### Provided records
* * *
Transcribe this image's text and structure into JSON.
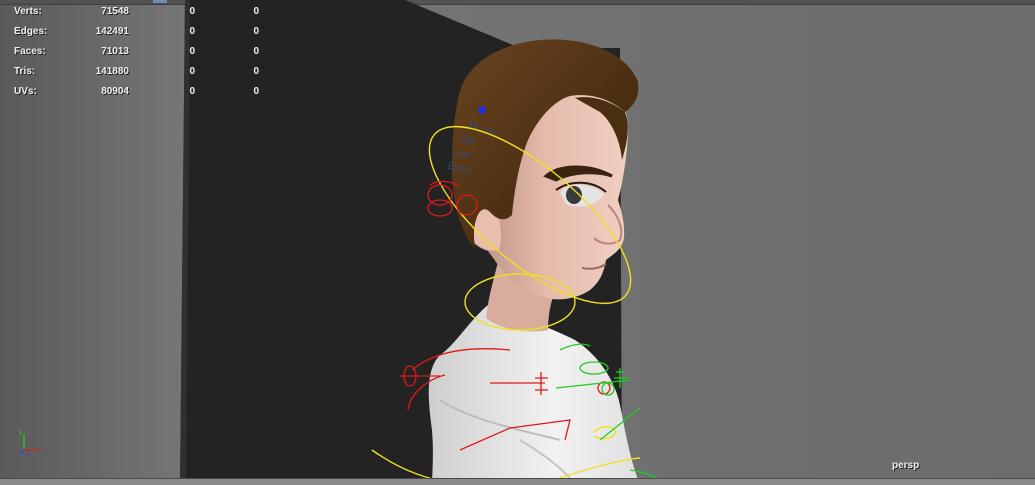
{
  "hud": {
    "rows": [
      {
        "label": "Verts:",
        "total": "71548",
        "selected": "0",
        "components": "0"
      },
      {
        "label": "Edges:",
        "total": "142491",
        "selected": "0",
        "components": "0"
      },
      {
        "label": "Faces:",
        "total": "71013",
        "selected": "0",
        "components": "0"
      },
      {
        "label": "Tris:",
        "total": "141880",
        "selected": "0",
        "components": "0"
      },
      {
        "label": "UVs:",
        "total": "80904",
        "selected": "0",
        "components": "0"
      }
    ]
  },
  "camera": {
    "name": "persp"
  },
  "rig_head_labels": {
    "all": "All",
    "upr": "Upr",
    "lwr": "Lwr",
    "eyes": "Eyes",
    "select": "Select"
  },
  "axis_gizmo": {
    "x": "x",
    "y": "y",
    "z": "z"
  },
  "colors": {
    "yellow_ctrl": "#f0e020",
    "red_ctrl": "#e01818",
    "green_ctrl": "#22cc22",
    "blue_ctrl": "#2030d0",
    "backdrop": "#232323",
    "hair": "#5a3a18",
    "skin": "#e2b8a8",
    "shirt": "#eeeeee"
  }
}
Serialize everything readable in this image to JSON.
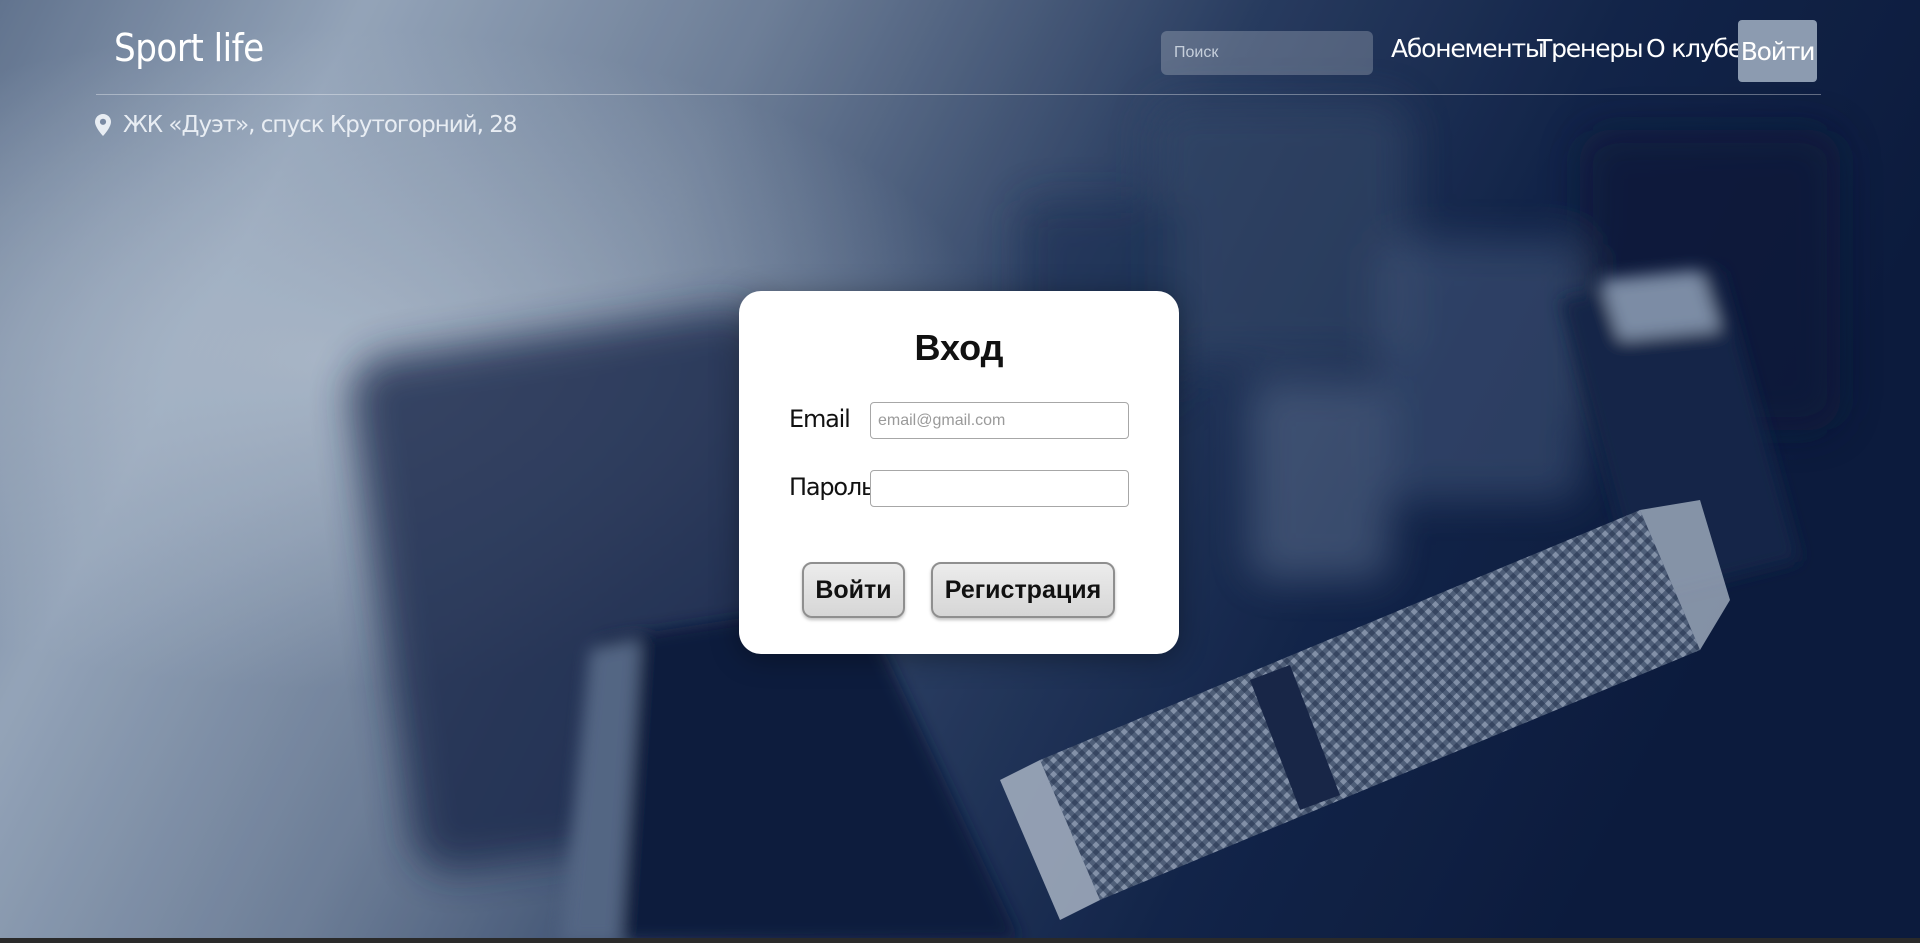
{
  "header": {
    "brand": "Sport life",
    "search_placeholder": "Поиск",
    "nav": [
      {
        "label": "Абонементы"
      },
      {
        "label": "Тренеры"
      },
      {
        "label": "О клубе"
      }
    ],
    "login_label": "Войти"
  },
  "address": {
    "icon": "map-pin-icon",
    "text": "ЖК «Дуэт», спуск Крутогорний, 28"
  },
  "login_form": {
    "title": "Вход",
    "email_label": "Email",
    "email_placeholder": "email@gmail.com",
    "email_value": "",
    "password_label": "Пароль",
    "password_value": "",
    "submit_label": "Войти",
    "register_label": "Регистрация"
  },
  "colors": {
    "overlay_dark": "#0d1d3f",
    "overlay_light": "#a9b9cc",
    "card": "#ffffff",
    "nav_login_bg": "#8c9bb0"
  }
}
* * *
### Your instructions
Copy every record character for character. Skip the pictures.

### The answer
Transcribe this image's text and structure into JSON.
{
  "hud": {
    "rows": [
      {
        "label": "Verts:",
        "total": "71548",
        "selected": "0",
        "components": "0"
      },
      {
        "label": "Edges:",
        "total": "142491",
        "selected": "0",
        "components": "0"
      },
      {
        "label": "Faces:",
        "total": "71013",
        "selected": "0",
        "components": "0"
      },
      {
        "label": "Tris:",
        "total": "141880",
        "selected": "0",
        "components": "0"
      },
      {
        "label": "UVs:",
        "total": "80904",
        "selected": "0",
        "components": "0"
      }
    ]
  },
  "camera": {
    "name": "persp"
  },
  "rig_head_labels": {
    "all": "All",
    "upr": "Upr",
    "lwr": "Lwr",
    "eyes": "Eyes",
    "select": "Select"
  },
  "axis_gizmo": {
    "x": "x",
    "y": "y",
    "z": "z"
  },
  "colors": {
    "yellow_ctrl": "#f0e020",
    "red_ctrl": "#e01818",
    "green_ctrl": "#22cc22",
    "blue_ctrl": "#2030d0",
    "backdrop": "#232323",
    "hair": "#5a3a18",
    "skin": "#e2b8a8",
    "shirt": "#eeeeee"
  }
}
Serialize everything readable in this image to JSON.
{
  "header": {
    "brand": "Sport life",
    "search_placeholder": "Поиск",
    "nav": [
      {
        "label": "Абонементы"
      },
      {
        "label": "Тренеры"
      },
      {
        "label": "О клубе"
      }
    ],
    "login_label": "Войти"
  },
  "address": {
    "icon": "map-pin-icon",
    "text": "ЖК «Дуэт», спуск Крутогорний, 28"
  },
  "login_form": {
    "title": "Вход",
    "email_label": "Email",
    "email_placeholder": "email@gmail.com",
    "email_value": "",
    "password_label": "Пароль",
    "password_value": "",
    "submit_label": "Войти",
    "register_label": "Регистрация"
  },
  "colors": {
    "overlay_dark": "#0d1d3f",
    "overlay_light": "#a9b9cc",
    "card": "#ffffff",
    "nav_login_bg": "#8c9bb0"
  }
}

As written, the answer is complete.